Problem to solve:
Which lines hold the string "learning"? Copy every one of them.

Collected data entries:
◇ ◇ ◇ ◇

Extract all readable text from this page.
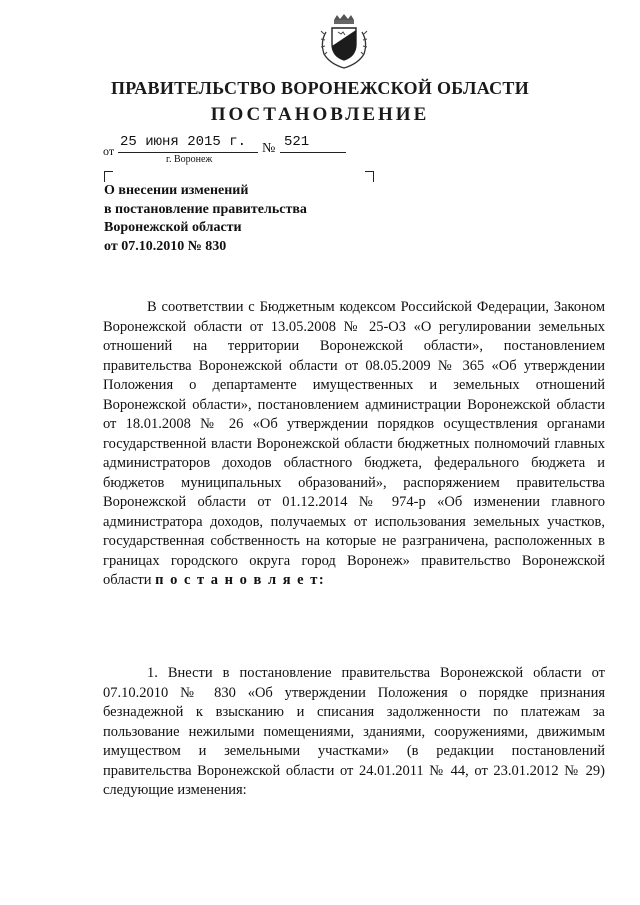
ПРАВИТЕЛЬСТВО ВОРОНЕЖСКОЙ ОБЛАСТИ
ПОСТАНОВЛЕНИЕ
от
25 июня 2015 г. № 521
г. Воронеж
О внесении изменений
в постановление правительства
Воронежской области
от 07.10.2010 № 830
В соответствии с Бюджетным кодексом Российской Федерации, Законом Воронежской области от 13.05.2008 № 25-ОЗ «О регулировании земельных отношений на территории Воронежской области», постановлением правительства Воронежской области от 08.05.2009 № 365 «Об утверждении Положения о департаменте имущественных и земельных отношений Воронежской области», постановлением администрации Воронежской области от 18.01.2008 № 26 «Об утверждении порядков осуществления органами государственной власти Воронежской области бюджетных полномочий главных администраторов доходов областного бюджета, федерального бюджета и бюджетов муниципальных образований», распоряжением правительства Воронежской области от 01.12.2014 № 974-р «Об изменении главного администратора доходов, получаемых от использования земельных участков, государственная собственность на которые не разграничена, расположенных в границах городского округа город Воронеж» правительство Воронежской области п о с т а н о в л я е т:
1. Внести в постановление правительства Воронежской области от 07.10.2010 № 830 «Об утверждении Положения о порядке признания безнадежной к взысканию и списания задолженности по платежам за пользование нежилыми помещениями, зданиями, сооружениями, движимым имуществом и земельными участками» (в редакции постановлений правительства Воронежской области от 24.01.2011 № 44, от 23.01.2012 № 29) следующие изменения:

◇ ◇ ◇ ◇

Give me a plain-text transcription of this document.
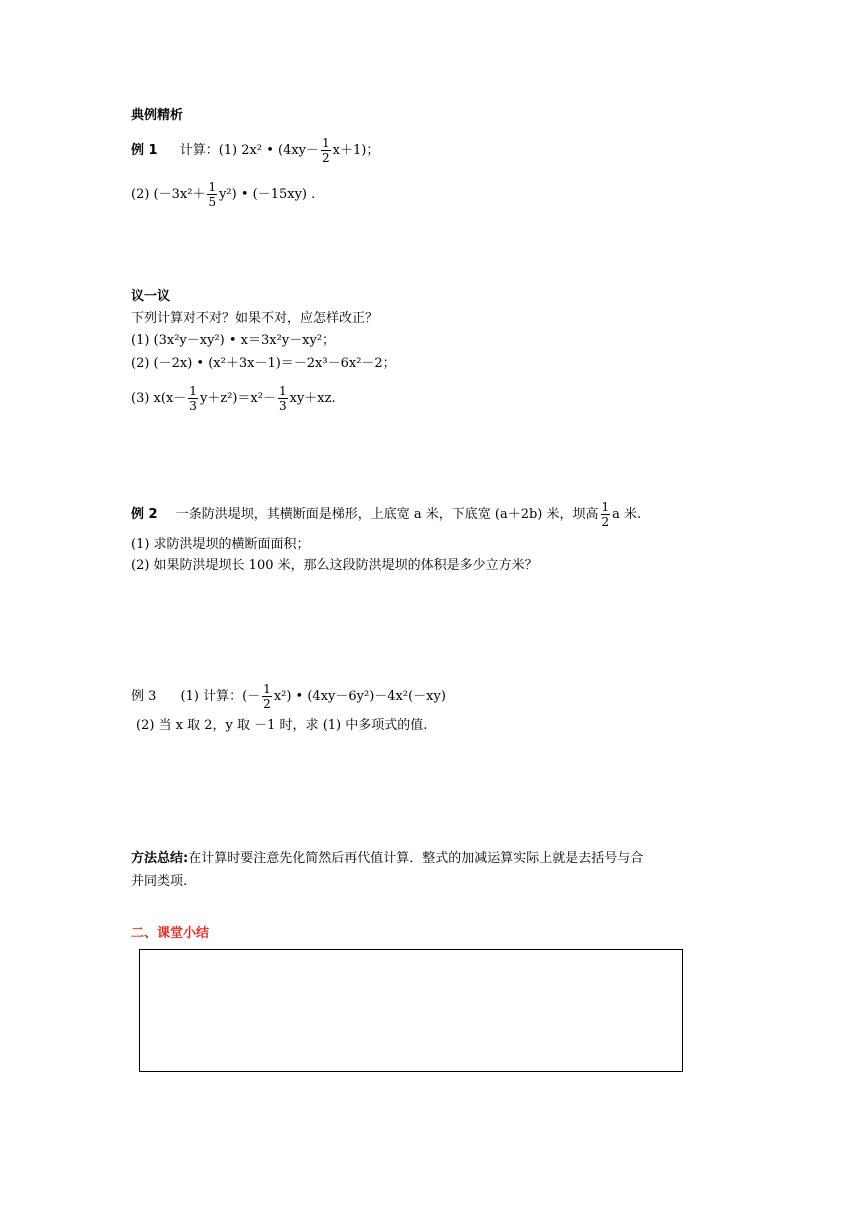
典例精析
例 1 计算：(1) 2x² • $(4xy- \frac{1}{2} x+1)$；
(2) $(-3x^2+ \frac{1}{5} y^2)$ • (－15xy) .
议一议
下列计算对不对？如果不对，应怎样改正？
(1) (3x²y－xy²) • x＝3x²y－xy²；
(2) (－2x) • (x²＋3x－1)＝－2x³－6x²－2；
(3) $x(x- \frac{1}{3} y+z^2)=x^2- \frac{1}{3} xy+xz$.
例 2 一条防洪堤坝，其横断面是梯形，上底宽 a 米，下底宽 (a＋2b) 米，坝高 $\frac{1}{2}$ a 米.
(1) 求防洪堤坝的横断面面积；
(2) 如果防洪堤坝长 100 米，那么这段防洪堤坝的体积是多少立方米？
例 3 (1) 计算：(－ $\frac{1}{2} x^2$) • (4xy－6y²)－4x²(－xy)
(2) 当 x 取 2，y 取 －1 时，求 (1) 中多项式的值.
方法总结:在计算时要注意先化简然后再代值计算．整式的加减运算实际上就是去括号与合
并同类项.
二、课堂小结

◇ ◇ ◇ ◇

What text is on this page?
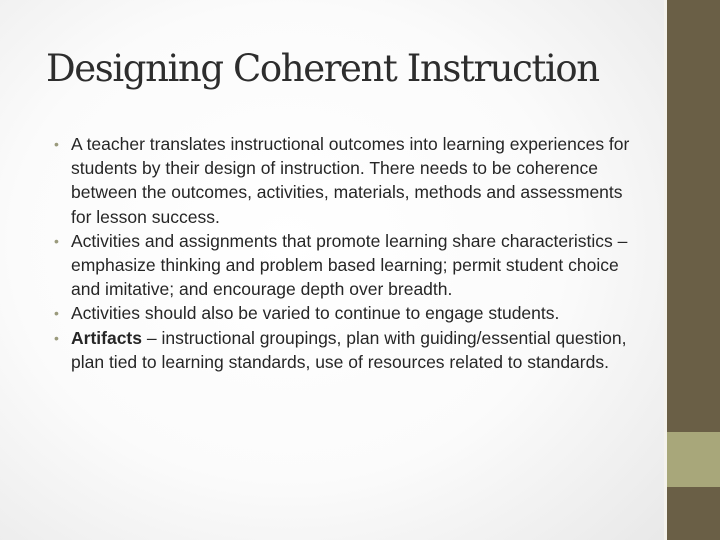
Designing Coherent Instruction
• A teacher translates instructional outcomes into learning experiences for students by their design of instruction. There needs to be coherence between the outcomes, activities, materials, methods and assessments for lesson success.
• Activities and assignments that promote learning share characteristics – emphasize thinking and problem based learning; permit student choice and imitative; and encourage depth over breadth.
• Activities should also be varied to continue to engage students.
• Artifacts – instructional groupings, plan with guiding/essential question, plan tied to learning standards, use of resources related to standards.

◇ ◇ ◇ ◇

Solution:
• A teacher translates instructional outcomes into learning experiences for students by their design of instruction. There needs to be coherence between the outcomes, activities, materials, methods and assessments for lesson success.
• Activities and assignments that promote learning share characteristics – emphasize thinking and problem based learning; permit student choice and imitative; and encourage depth over breadth.
• Artifacts – instructional groupings, plan with guiding/essential question, plan tied to learning standards, use of resources related to standards.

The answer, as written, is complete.